=== INFORMATION GIVEN ===
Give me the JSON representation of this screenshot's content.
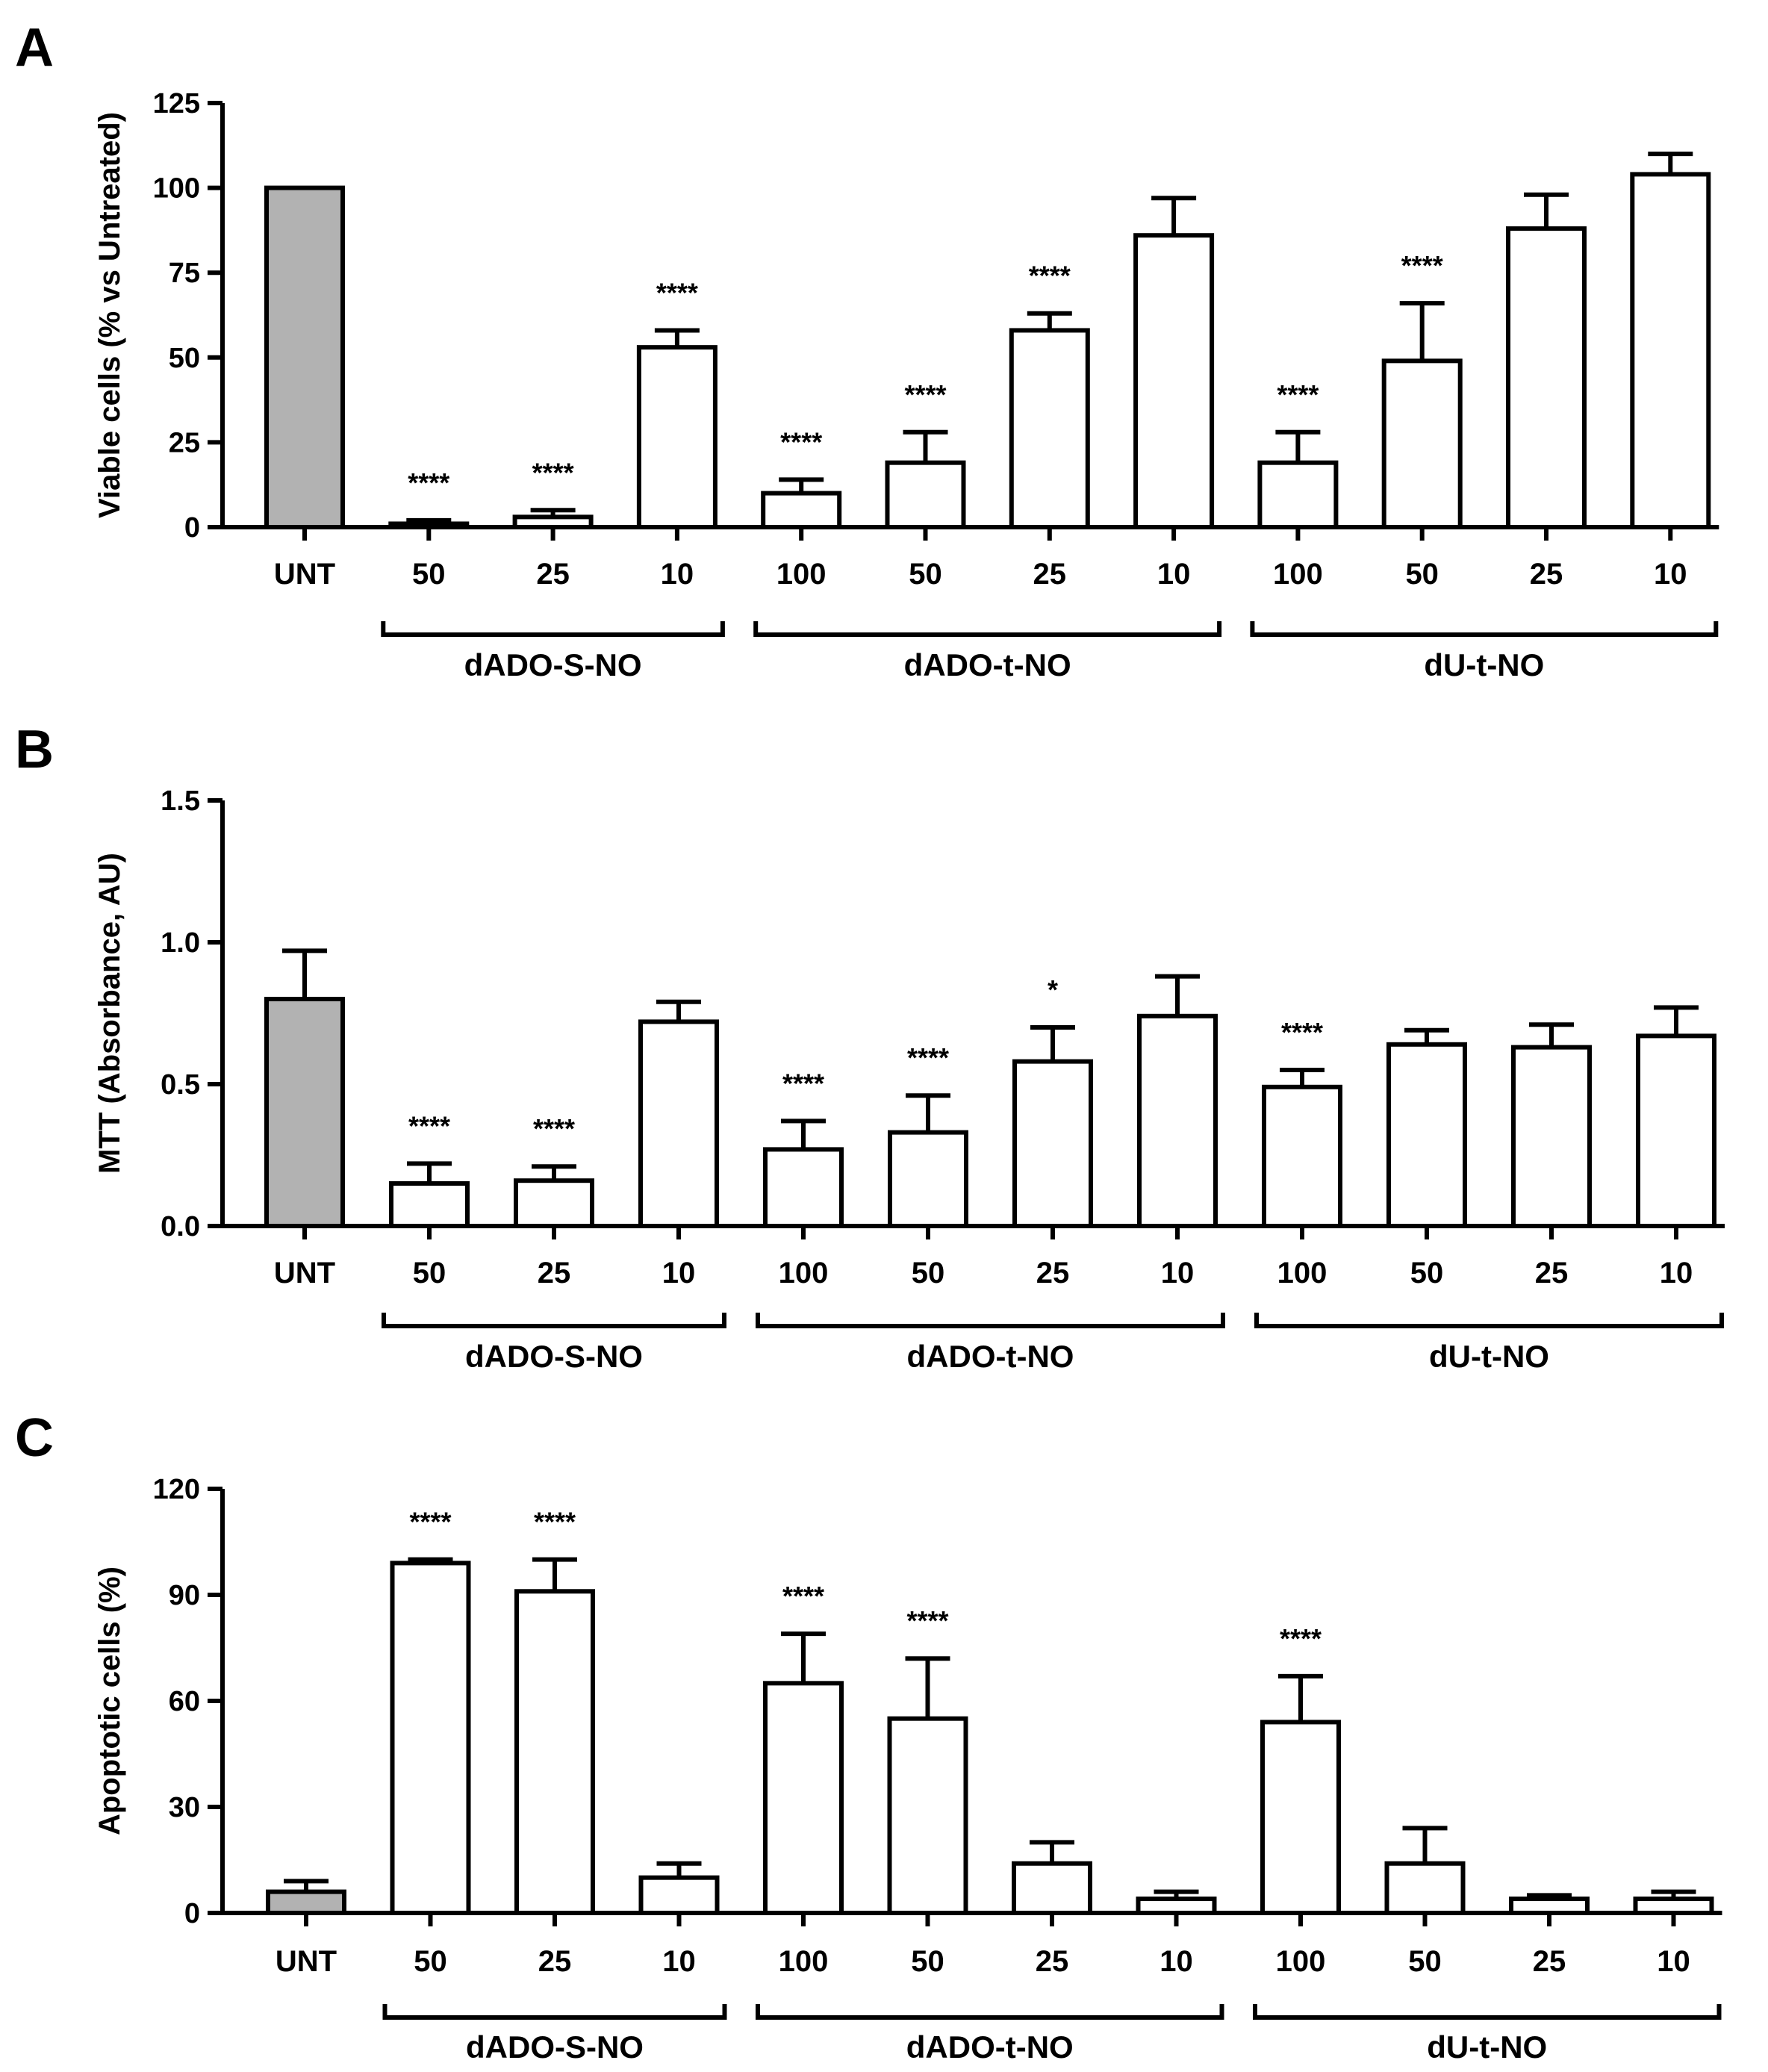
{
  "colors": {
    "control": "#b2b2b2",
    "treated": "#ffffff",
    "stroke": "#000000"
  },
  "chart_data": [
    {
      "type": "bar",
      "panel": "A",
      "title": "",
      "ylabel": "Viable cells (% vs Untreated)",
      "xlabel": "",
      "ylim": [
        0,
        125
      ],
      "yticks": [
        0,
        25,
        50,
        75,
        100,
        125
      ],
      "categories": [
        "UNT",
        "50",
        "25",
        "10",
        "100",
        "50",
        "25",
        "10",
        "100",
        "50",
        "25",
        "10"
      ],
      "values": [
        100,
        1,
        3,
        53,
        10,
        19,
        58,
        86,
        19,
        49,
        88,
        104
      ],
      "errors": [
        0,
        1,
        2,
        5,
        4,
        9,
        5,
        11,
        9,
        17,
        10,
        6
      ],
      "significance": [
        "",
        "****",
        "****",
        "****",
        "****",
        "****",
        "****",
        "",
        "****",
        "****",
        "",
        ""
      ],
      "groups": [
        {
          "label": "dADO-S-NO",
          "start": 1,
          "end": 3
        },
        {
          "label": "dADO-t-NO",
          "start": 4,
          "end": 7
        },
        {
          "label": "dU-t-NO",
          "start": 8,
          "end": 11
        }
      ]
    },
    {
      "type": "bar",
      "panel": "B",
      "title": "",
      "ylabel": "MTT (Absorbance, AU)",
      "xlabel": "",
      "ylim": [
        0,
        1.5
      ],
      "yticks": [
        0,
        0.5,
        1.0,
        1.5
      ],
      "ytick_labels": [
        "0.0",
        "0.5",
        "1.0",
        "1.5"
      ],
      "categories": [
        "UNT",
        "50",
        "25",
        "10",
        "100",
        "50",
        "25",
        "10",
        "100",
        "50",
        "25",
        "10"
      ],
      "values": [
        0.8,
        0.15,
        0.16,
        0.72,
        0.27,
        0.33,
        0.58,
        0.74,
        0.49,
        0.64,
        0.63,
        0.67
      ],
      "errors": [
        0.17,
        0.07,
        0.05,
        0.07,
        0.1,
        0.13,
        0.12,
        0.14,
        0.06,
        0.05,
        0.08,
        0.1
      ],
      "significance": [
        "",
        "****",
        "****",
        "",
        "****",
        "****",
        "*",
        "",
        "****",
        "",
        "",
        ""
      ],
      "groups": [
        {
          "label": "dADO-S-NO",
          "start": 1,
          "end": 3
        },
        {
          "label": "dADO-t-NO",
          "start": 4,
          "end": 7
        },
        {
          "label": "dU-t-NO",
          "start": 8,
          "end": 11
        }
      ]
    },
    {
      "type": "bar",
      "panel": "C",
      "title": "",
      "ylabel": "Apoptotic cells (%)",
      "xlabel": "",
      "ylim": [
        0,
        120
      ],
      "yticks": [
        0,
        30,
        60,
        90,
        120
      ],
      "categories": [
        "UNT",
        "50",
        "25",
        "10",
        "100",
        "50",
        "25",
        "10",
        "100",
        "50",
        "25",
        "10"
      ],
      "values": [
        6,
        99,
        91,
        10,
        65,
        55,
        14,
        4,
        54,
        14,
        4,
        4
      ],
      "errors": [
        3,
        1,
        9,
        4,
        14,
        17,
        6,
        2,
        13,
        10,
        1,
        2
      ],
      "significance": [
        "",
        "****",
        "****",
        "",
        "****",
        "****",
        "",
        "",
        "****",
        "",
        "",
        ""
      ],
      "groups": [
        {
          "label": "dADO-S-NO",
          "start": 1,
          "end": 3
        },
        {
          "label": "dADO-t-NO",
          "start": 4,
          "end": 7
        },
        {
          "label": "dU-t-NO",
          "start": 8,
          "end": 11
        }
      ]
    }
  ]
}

=== TASK ITEM ===
Each line of the listing above belongs in the answer exactly as written; the pictures do not.

=== WRITTEN RESPONSE ===
Give me the JSON representation of this screenshot's content.
{
  "colors": {
    "control": "#b2b2b2",
    "treated": "#ffffff",
    "stroke": "#000000"
  },
  "chart_data": [
    {
      "type": "bar",
      "panel": "A",
      "title": "",
      "ylabel": "Viable cells (% vs Untreated)",
      "xlabel": "",
      "ylim": [
        0,
        125
      ],
      "yticks": [
        0,
        25,
        50,
        75,
        100,
        125
      ],
      "categories": [
        "UNT",
        "50",
        "25",
        "10",
        "100",
        "50",
        "25",
        "10",
        "100",
        "50",
        "25",
        "10"
      ],
      "values": [
        100,
        1,
        3,
        53,
        10,
        19,
        58,
        86,
        19,
        49,
        88,
        104
      ],
      "errors": [
        0,
        1,
        2,
        5,
        4,
        9,
        5,
        11,
        9,
        17,
        10,
        6
      ],
      "significance": [
        "",
        "****",
        "****",
        "****",
        "****",
        "****",
        "****",
        "",
        "****",
        "****",
        "",
        ""
      ],
      "groups": [
        {
          "label": "dADO-S-NO",
          "start": 1,
          "end": 3
        },
        {
          "label": "dADO-t-NO",
          "start": 4,
          "end": 7
        },
        {
          "label": "dU-t-NO",
          "start": 8,
          "end": 11
        }
      ]
    },
    {
      "type": "bar",
      "panel": "B",
      "title": "",
      "ylabel": "MTT (Absorbance, AU)",
      "xlabel": "",
      "ylim": [
        0,
        1.5
      ],
      "yticks": [
        0,
        0.5,
        1.0,
        1.5
      ],
      "ytick_labels": [
        "0.0",
        "0.5",
        "1.0",
        "1.5"
      ],
      "categories": [
        "UNT",
        "50",
        "25",
        "10",
        "100",
        "50",
        "25",
        "10",
        "100",
        "50",
        "25",
        "10"
      ],
      "values": [
        0.8,
        0.15,
        0.16,
        0.72,
        0.27,
        0.33,
        0.58,
        0.74,
        0.49,
        0.64,
        0.63,
        0.67
      ],
      "errors": [
        0.17,
        0.07,
        0.05,
        0.07,
        0.1,
        0.13,
        0.12,
        0.14,
        0.06,
        0.05,
        0.08,
        0.1
      ],
      "significance": [
        "",
        "****",
        "****",
        "",
        "****",
        "****",
        "*",
        "",
        "****",
        "",
        "",
        ""
      ],
      "groups": [
        {
          "label": "dADO-S-NO",
          "start": 1,
          "end": 3
        },
        {
          "label": "dADO-t-NO",
          "start": 4,
          "end": 7
        },
        {
          "label": "dU-t-NO",
          "start": 8,
          "end": 11
        }
      ]
    },
    {
      "type": "bar",
      "panel": "C",
      "title": "",
      "ylabel": "Apoptotic cells (%)",
      "xlabel": "",
      "ylim": [
        0,
        120
      ],
      "yticks": [
        0,
        30,
        60,
        90,
        120
      ],
      "categories": [
        "UNT",
        "50",
        "25",
        "10",
        "100",
        "50",
        "25",
        "10",
        "100",
        "50",
        "25",
        "10"
      ],
      "values": [
        6,
        99,
        91,
        10,
        65,
        55,
        14,
        4,
        54,
        14,
        4,
        4
      ],
      "errors": [
        3,
        1,
        9,
        4,
        14,
        17,
        6,
        2,
        13,
        10,
        1,
        2
      ],
      "significance": [
        "",
        "****",
        "****",
        "",
        "****",
        "****",
        "",
        "",
        "****",
        "",
        "",
        ""
      ],
      "groups": [
        {
          "label": "dADO-S-NO",
          "start": 1,
          "end": 3
        },
        {
          "label": "dADO-t-NO",
          "start": 4,
          "end": 7
        },
        {
          "label": "dU-t-NO",
          "start": 8,
          "end": 11
        }
      ]
    }
  ]
}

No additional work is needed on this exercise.